#### EXTRACTED INFORMATION

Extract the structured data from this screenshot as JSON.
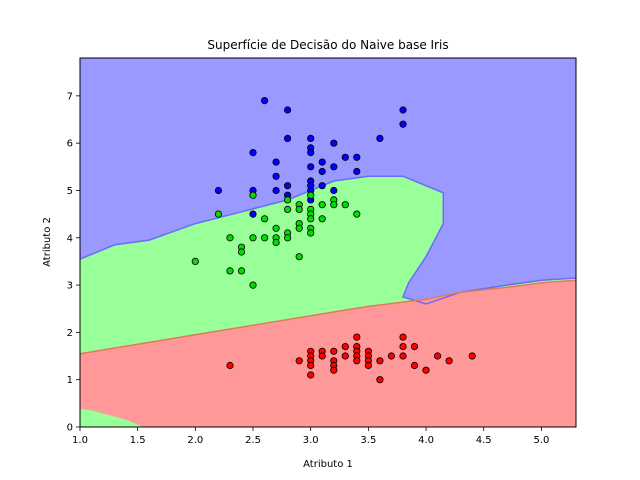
{
  "chart_data": {
    "type": "scatter",
    "title": "Superfície de Decisão do Naive base Iris",
    "xlabel": "Atributo 1",
    "ylabel": "Atributo 2",
    "xlim": [
      1.0,
      5.3
    ],
    "ylim": [
      0,
      7.8
    ],
    "xticks": [
      "1.0",
      "1.5",
      "2.0",
      "2.5",
      "3.0",
      "3.5",
      "4.0",
      "4.5",
      "5.0"
    ],
    "yticks": [
      "0",
      "1",
      "2",
      "3",
      "4",
      "5",
      "6",
      "7"
    ],
    "grid": false,
    "regions": [
      {
        "class": "blue",
        "color": "#9999ff"
      },
      {
        "class": "green",
        "color": "#99ff99"
      },
      {
        "class": "red",
        "color": "#ff9999"
      }
    ],
    "boundaries": {
      "blue_green": [
        [
          1.0,
          3.55
        ],
        [
          1.3,
          3.85
        ],
        [
          1.6,
          3.95
        ],
        [
          2.0,
          4.3
        ],
        [
          2.4,
          4.55
        ],
        [
          2.8,
          4.8
        ],
        [
          3.2,
          5.2
        ],
        [
          3.5,
          5.3
        ],
        [
          3.8,
          5.3
        ],
        [
          4.0,
          5.1
        ],
        [
          4.15,
          4.95
        ],
        [
          4.15,
          4.3
        ],
        [
          4.0,
          3.6
        ],
        [
          3.85,
          3.05
        ],
        [
          3.8,
          2.75
        ],
        [
          4.0,
          2.6
        ],
        [
          4.3,
          2.85
        ],
        [
          4.7,
          3.0
        ],
        [
          5.0,
          3.1
        ],
        [
          5.3,
          3.15
        ]
      ],
      "green_red": [
        [
          1.0,
          1.55
        ],
        [
          1.5,
          1.75
        ],
        [
          2.0,
          1.95
        ],
        [
          2.5,
          2.15
        ],
        [
          3.0,
          2.35
        ],
        [
          3.5,
          2.55
        ],
        [
          4.0,
          2.7
        ],
        [
          4.3,
          2.85
        ],
        [
          4.7,
          2.95
        ],
        [
          5.0,
          3.05
        ],
        [
          5.3,
          3.1
        ]
      ],
      "green_bottom": [
        [
          1.0,
          0.38
        ],
        [
          1.1,
          0.35
        ],
        [
          1.4,
          0.15
        ],
        [
          1.55,
          0.0
        ]
      ]
    },
    "series": [
      {
        "color": "#0000ff",
        "points": [
          [
            2.6,
            6.9
          ],
          [
            2.8,
            6.7
          ],
          [
            3.8,
            6.7
          ],
          [
            3.8,
            6.4
          ],
          [
            2.8,
            6.1
          ],
          [
            3.0,
            6.1
          ],
          [
            3.6,
            6.1
          ],
          [
            3.0,
            5.9
          ],
          [
            3.2,
            6.0
          ],
          [
            2.5,
            5.8
          ],
          [
            3.0,
            5.8
          ],
          [
            2.7,
            5.6
          ],
          [
            3.1,
            5.6
          ],
          [
            3.3,
            5.7
          ],
          [
            3.4,
            5.7
          ],
          [
            3.2,
            5.5
          ],
          [
            3.0,
            5.5
          ],
          [
            3.1,
            5.4
          ],
          [
            3.4,
            5.4
          ],
          [
            2.7,
            5.3
          ],
          [
            3.0,
            5.2
          ],
          [
            2.8,
            5.1
          ],
          [
            3.0,
            5.1
          ],
          [
            3.1,
            5.1
          ],
          [
            2.2,
            5.0
          ],
          [
            2.5,
            5.0
          ],
          [
            2.7,
            5.0
          ],
          [
            3.0,
            5.0
          ],
          [
            3.2,
            5.0
          ],
          [
            2.8,
            4.9
          ],
          [
            3.0,
            4.8
          ],
          [
            2.5,
            4.5
          ]
        ]
      },
      {
        "color": "#00dd00",
        "points": [
          [
            2.5,
            4.9
          ],
          [
            2.8,
            4.8
          ],
          [
            3.0,
            4.9
          ],
          [
            3.2,
            4.8
          ],
          [
            2.9,
            4.7
          ],
          [
            3.1,
            4.7
          ],
          [
            3.2,
            4.7
          ],
          [
            3.3,
            4.7
          ],
          [
            2.8,
            4.6
          ],
          [
            2.9,
            4.6
          ],
          [
            3.0,
            4.6
          ],
          [
            2.2,
            4.5
          ],
          [
            3.0,
            4.5
          ],
          [
            3.4,
            4.5
          ],
          [
            2.6,
            4.4
          ],
          [
            3.0,
            4.4
          ],
          [
            3.1,
            4.4
          ],
          [
            2.9,
            4.3
          ],
          [
            2.7,
            4.2
          ],
          [
            2.9,
            4.2
          ],
          [
            3.0,
            4.2
          ],
          [
            2.8,
            4.1
          ],
          [
            3.0,
            4.1
          ],
          [
            2.5,
            4.0
          ],
          [
            2.6,
            4.0
          ],
          [
            2.7,
            4.0
          ],
          [
            2.8,
            4.0
          ],
          [
            2.3,
            4.0
          ],
          [
            2.7,
            3.9
          ],
          [
            2.4,
            3.8
          ],
          [
            2.4,
            3.7
          ],
          [
            2.9,
            3.6
          ],
          [
            2.0,
            3.5
          ],
          [
            2.3,
            3.3
          ],
          [
            2.4,
            3.3
          ],
          [
            2.5,
            3.0
          ]
        ]
      },
      {
        "color": "#ff0000",
        "points": [
          [
            3.4,
            1.9
          ],
          [
            3.8,
            1.9
          ],
          [
            3.3,
            1.7
          ],
          [
            3.4,
            1.7
          ],
          [
            3.8,
            1.7
          ],
          [
            3.9,
            1.7
          ],
          [
            3.0,
            1.6
          ],
          [
            3.1,
            1.6
          ],
          [
            3.2,
            1.6
          ],
          [
            3.4,
            1.6
          ],
          [
            3.5,
            1.6
          ],
          [
            3.0,
            1.5
          ],
          [
            3.1,
            1.5
          ],
          [
            3.3,
            1.5
          ],
          [
            3.4,
            1.5
          ],
          [
            3.5,
            1.5
          ],
          [
            3.7,
            1.5
          ],
          [
            3.8,
            1.5
          ],
          [
            4.1,
            1.5
          ],
          [
            4.4,
            1.5
          ],
          [
            2.9,
            1.4
          ],
          [
            3.0,
            1.4
          ],
          [
            3.2,
            1.4
          ],
          [
            3.4,
            1.4
          ],
          [
            3.5,
            1.4
          ],
          [
            3.6,
            1.4
          ],
          [
            4.2,
            1.4
          ],
          [
            2.3,
            1.3
          ],
          [
            3.0,
            1.3
          ],
          [
            3.2,
            1.3
          ],
          [
            3.5,
            1.3
          ],
          [
            3.9,
            1.3
          ],
          [
            4.0,
            1.2
          ],
          [
            3.2,
            1.2
          ],
          [
            3.0,
            1.1
          ],
          [
            3.6,
            1.0
          ]
        ]
      }
    ]
  }
}
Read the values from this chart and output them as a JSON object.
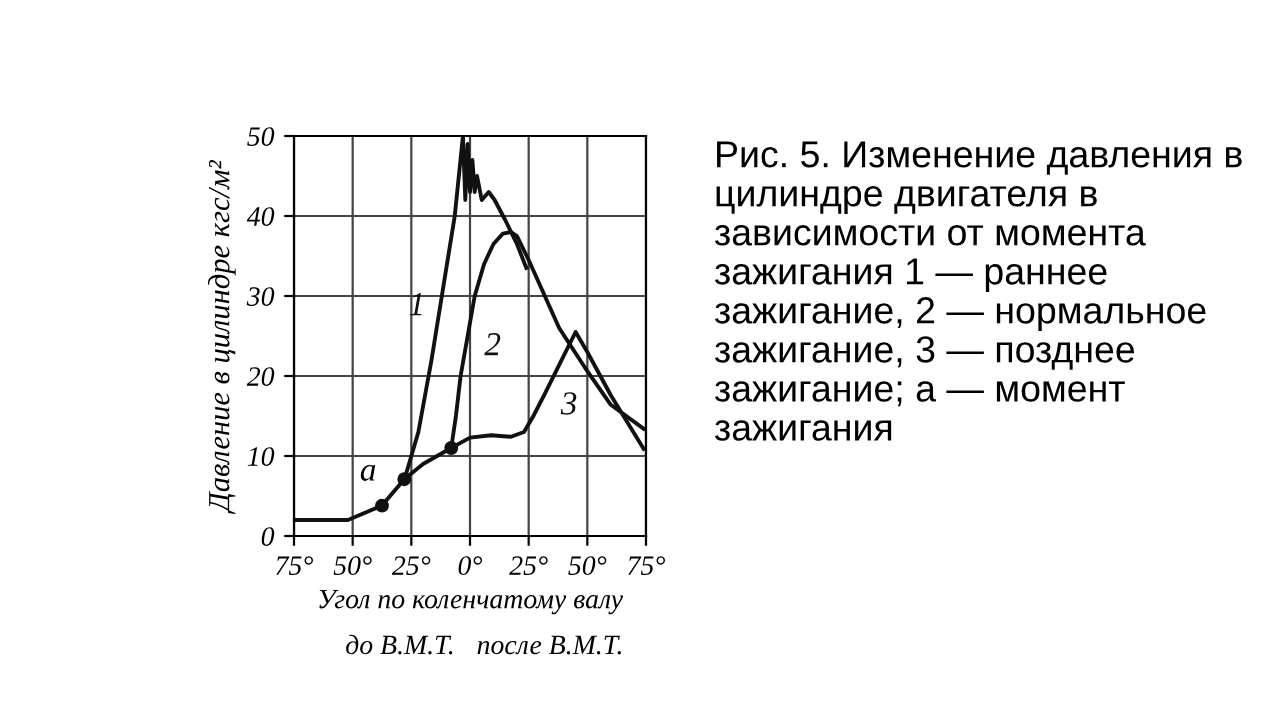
{
  "chart_data": {
    "type": "line",
    "xlabel": "Угол по коленчатому валу",
    "ylabel": "Давление в цилиндре кгс/м²",
    "xlim": [
      -75,
      75
    ],
    "ylim": [
      0,
      50
    ],
    "xticks": [
      {
        "value": -75,
        "label": "75°"
      },
      {
        "value": -50,
        "label": "50°"
      },
      {
        "value": -25,
        "label": "25°"
      },
      {
        "value": 0,
        "label": "0°"
      },
      {
        "value": 25,
        "label": "25°"
      },
      {
        "value": 50,
        "label": "50°"
      },
      {
        "value": 75,
        "label": "75°"
      }
    ],
    "yticks": [
      0,
      10,
      20,
      30,
      40,
      50
    ],
    "grid": true,
    "marker": "none",
    "line_style": "solid",
    "series": [
      {
        "name": "1",
        "color": "#111111",
        "x": [
          -28,
          -22,
          -16.4,
          -12,
          -6.5,
          -3,
          -2,
          -1,
          0,
          1,
          2,
          3,
          5,
          8,
          10.5,
          15,
          20,
          24
        ],
        "values": [
          7,
          13,
          22,
          30,
          40,
          50,
          42,
          49,
          43,
          47,
          43,
          45,
          42,
          43,
          42,
          39.5,
          36.5,
          33.5
        ]
      },
      {
        "name": "2",
        "color": "#111111",
        "x": [
          -8,
          -6,
          -4,
          -1,
          2,
          6,
          10,
          14,
          17.5,
          20,
          25,
          38,
          50,
          60,
          74
        ],
        "values": [
          11,
          15,
          20,
          25,
          30,
          34,
          36.5,
          37.8,
          38,
          37.5,
          34.5,
          26,
          20.6,
          16.4,
          13.4
        ]
      },
      {
        "name": "3",
        "color": "#111111",
        "x": [
          -75,
          -52,
          -48,
          -37.5,
          -28,
          -20,
          -8,
          0,
          9,
          17.5,
          23,
          27,
          31.6,
          38.7,
          45,
          50,
          60,
          74
        ],
        "values": [
          2,
          2,
          2.5,
          3.8,
          7.1,
          9,
          11,
          12.3,
          12.6,
          12.4,
          13,
          15,
          17.6,
          21.8,
          25.5,
          23,
          17.6,
          10.9
        ]
      },
      {
        "type": "scatter",
        "marker": "circle",
        "color": "#111111",
        "x": [
          -37.5,
          -28,
          -8
        ],
        "values": [
          3.8,
          7.1,
          11
        ]
      }
    ],
    "annotations": [
      {
        "text": "а",
        "x": -37.5,
        "y": 3.8
      },
      "до В.М.Т.",
      "после В.М.Т.",
      "Рис. 5. Изменение давления в цилиндре двигателя в зависимости от момента зажигания 1 — раннее зажигание, 2 — нормальное зажигание, 3 — позднее зажигание; а — момент зажигания"
    ]
  }
}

#### STATED PROBLEM
Search the records for the word "ylabel". Copy every line that has it.

#### COMPLETE ANSWER
    "ylabel": "Atributo 2",
    "ylabel": "Давление в цилиндре кгс/м²",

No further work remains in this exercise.